- **What the task requires**
Rewrite the items from the line containing "What elements are" through the line containing "funnel-selected-value[interactable] [60,418,1620,474]", putting "bin-icon" in place of "trash-icon" and keeping everything else the same.

Layout records:
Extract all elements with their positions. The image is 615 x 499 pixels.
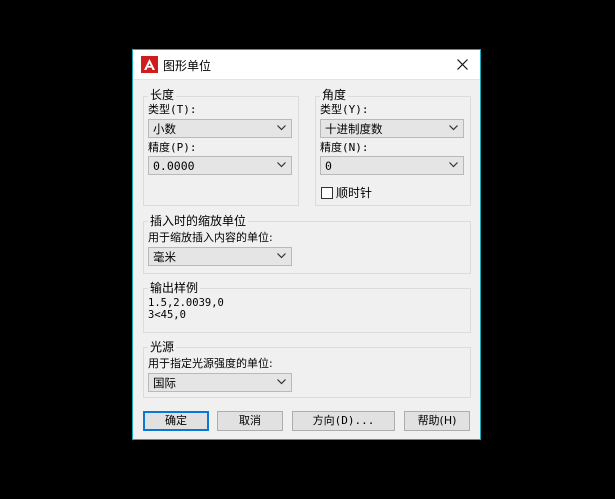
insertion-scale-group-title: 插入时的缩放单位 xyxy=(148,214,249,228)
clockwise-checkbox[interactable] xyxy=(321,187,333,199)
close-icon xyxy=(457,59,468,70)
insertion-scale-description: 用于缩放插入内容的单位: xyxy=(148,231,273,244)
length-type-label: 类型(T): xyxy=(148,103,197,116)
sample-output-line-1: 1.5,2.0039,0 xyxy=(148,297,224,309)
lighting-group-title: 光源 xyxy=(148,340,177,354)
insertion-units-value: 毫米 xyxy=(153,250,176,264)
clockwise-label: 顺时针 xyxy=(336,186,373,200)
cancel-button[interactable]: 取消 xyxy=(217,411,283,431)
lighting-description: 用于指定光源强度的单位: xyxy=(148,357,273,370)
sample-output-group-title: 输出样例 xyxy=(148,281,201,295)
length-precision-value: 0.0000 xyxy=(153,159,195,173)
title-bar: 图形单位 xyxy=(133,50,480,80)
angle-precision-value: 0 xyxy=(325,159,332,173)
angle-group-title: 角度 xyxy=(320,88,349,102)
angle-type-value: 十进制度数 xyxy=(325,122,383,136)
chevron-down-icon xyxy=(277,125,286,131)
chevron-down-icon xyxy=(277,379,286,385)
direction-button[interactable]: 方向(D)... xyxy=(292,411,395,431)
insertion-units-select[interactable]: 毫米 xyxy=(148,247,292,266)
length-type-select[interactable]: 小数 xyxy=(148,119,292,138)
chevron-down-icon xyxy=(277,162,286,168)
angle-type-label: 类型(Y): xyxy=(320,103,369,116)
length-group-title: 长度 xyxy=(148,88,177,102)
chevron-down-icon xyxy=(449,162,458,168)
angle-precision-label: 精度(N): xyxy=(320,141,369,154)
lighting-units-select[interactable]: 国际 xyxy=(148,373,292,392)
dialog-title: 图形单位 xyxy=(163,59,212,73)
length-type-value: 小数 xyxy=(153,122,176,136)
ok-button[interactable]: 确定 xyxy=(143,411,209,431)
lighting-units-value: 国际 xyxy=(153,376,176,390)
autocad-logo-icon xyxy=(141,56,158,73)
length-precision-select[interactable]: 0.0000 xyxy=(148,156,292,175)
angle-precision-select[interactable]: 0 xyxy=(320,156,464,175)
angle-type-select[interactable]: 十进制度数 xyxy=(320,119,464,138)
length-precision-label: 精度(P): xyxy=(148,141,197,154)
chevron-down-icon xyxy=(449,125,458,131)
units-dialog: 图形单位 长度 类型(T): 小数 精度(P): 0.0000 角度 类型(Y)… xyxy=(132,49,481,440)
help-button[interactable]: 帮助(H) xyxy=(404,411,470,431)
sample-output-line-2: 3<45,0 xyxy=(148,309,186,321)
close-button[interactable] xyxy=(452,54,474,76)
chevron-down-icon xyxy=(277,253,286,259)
...
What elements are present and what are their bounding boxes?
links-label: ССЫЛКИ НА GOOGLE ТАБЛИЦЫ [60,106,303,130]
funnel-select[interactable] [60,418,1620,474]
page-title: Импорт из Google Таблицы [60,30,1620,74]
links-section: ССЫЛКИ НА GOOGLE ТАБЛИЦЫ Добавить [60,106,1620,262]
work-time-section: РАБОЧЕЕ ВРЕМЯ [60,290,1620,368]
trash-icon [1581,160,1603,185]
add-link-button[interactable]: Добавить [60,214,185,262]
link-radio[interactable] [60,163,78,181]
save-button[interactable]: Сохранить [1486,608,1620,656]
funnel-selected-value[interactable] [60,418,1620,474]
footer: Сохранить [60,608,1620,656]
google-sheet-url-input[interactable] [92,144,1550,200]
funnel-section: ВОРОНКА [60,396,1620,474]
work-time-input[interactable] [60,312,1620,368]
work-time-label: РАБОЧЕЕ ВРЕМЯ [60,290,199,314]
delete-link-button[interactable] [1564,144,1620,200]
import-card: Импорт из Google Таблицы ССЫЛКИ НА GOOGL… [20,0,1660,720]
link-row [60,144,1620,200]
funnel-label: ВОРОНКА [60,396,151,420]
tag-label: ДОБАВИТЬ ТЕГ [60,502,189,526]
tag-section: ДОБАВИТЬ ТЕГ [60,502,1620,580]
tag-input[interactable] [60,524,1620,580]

- **Output for this exercise**
What elements are present and what are their bounding boxes?
links-label: ССЫЛКИ НА GOOGLE ТАБЛИЦЫ [60,106,303,130]
funnel-select[interactable] [60,418,1620,474]
page-title: Импорт из Google Таблицы [60,30,1620,74]
links-section: ССЫЛКИ НА GOOGLE ТАБЛИЦЫ Добавить [60,106,1620,262]
work-time-section: РАБОЧЕЕ ВРЕМЯ [60,290,1620,368]
bin-icon [1581,160,1603,185]
add-link-button[interactable]: Добавить [60,214,185,262]
link-radio[interactable] [60,163,78,181]
save-button[interactable]: Сохранить [1486,608,1620,656]
funnel-selected-value[interactable] [60,418,1620,474]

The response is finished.